:: Data entries ::
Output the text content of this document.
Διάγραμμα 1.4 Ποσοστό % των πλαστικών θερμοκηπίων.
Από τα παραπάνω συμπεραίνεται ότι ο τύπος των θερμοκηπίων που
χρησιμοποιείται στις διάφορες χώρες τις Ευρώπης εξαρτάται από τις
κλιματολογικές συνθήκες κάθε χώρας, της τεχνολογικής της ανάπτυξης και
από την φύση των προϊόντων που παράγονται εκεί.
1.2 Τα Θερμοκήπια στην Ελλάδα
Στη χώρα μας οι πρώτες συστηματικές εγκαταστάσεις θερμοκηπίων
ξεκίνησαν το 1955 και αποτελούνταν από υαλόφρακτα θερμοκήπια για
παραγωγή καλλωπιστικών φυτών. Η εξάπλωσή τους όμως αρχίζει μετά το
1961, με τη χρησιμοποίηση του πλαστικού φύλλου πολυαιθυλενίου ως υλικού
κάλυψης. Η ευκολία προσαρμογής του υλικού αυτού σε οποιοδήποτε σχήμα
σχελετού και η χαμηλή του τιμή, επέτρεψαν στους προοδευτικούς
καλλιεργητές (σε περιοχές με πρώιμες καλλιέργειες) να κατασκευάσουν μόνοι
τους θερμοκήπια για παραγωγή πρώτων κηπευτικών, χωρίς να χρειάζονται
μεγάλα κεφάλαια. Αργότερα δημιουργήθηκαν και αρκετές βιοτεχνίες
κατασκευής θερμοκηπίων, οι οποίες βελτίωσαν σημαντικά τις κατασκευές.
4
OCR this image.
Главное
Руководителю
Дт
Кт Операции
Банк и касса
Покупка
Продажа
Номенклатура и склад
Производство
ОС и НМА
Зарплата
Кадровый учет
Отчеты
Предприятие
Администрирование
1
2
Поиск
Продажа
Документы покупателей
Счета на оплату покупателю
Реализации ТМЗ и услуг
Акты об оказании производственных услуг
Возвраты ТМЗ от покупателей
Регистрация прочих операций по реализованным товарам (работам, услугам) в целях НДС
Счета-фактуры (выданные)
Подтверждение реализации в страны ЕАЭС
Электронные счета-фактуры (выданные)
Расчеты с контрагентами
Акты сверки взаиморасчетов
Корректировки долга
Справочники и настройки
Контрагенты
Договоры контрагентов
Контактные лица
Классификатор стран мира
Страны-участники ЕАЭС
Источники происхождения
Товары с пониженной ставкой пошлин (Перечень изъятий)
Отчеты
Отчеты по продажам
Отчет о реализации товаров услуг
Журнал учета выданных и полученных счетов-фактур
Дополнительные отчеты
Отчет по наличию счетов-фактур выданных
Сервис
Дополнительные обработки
:::
What you will do:
Extract the full listing above without altering anything.

Result:
Output the text content of this document.
Διάγραμμα 1.4 Ποσοστό % των πλαστικών θερμοκηπίων.
Από τα παραπάνω συμπεραίνεται ότι ο τύπος των θερμοκηπίων που
χρησιμοποιείται στις διάφορες χώρες τις Ευρώπης εξαρτάται από τις
κλιματολογικές συνθήκες κάθε χώρας, της τεχνολογικής της ανάπτυξης και
από την φύση των προϊόντων που παράγονται εκεί.
1.2 Τα Θερμοκήπια στην Ελλάδα
Στη χώρα μας οι πρώτες συστηματικές εγκαταστάσεις θερμοκηπίων
ξεκίνησαν το 1955 και αποτελούνταν από υαλόφρακτα θερμοκήπια για
παραγωγή καλλωπιστικών φυτών. Η εξάπλωσή τους όμως αρχίζει μετά το
1961, με τη χρησιμοποίηση του πλαστικού φύλλου πολυαιθυλενίου ως υλικού
κάλυψης. Η ευκολία προσαρμογής του υλικού αυτού σε οποιοδήποτε σχήμα
σχελετού και η χαμηλή του τιμή, επέτρεψαν στους προοδευτικούς
καλλιεργητές (σε περιοχές με πρώιμες καλλιέργειες) να κατασκευάσουν μόνοι
τους θερμοκήπια για παραγωγή πρώτων κηπευτικών, χωρίς να χρειάζονται
μεγάλα κεφάλαια. Αργότερα δημιουργήθηκαν και αρκετές βιοτεχνίες
κατασκευής θερμοκηπίων, οι οποίες βελτίωσαν σημαντικά τις κατασκευές.
4
OCR this image.
Главное
Руководителю
Дт
Кт Операции
Банк и касса
Покупка
Продажа
Номенклатура и склад
Производство
ОС и НМА
Зарплата
Кадровый учет
Отчеты
Предприятие
Администрирование
1
2
Поиск
Продажа
Документы покупателей
Счета на оплату покупателю
Реализации ТМЗ и услуг
Акты об оказании производственных услуг
Возвраты ТМЗ от покупателей
Регистрация прочих операций по реализованным товарам (работам, услугам) в целях НДС
Счета-фактуры (выданные)
Подтверждение реализации в страны ЕАЭС
Электронные счета-фактуры (выданные)
Расчеты с контрагентами
Акты сверки взаиморасчетов
Корректировки долга
Справочники и настройки
Контрагенты
Договоры контрагентов
Контактные лица
Классификатор стран мира
Страны-участники ЕАЭС
Источники происхождения
Товары с пониженной ставкой пошлин (Перечень изъятий)
Отчеты
Отчеты по продажам
Отчет о реализации товаров услуг
Журнал учета выданных и полученных счетов-фактур
Дополнительные отчеты
Отчет по наличию счетов-фактур выданных
Сервис
Дополнительные обработки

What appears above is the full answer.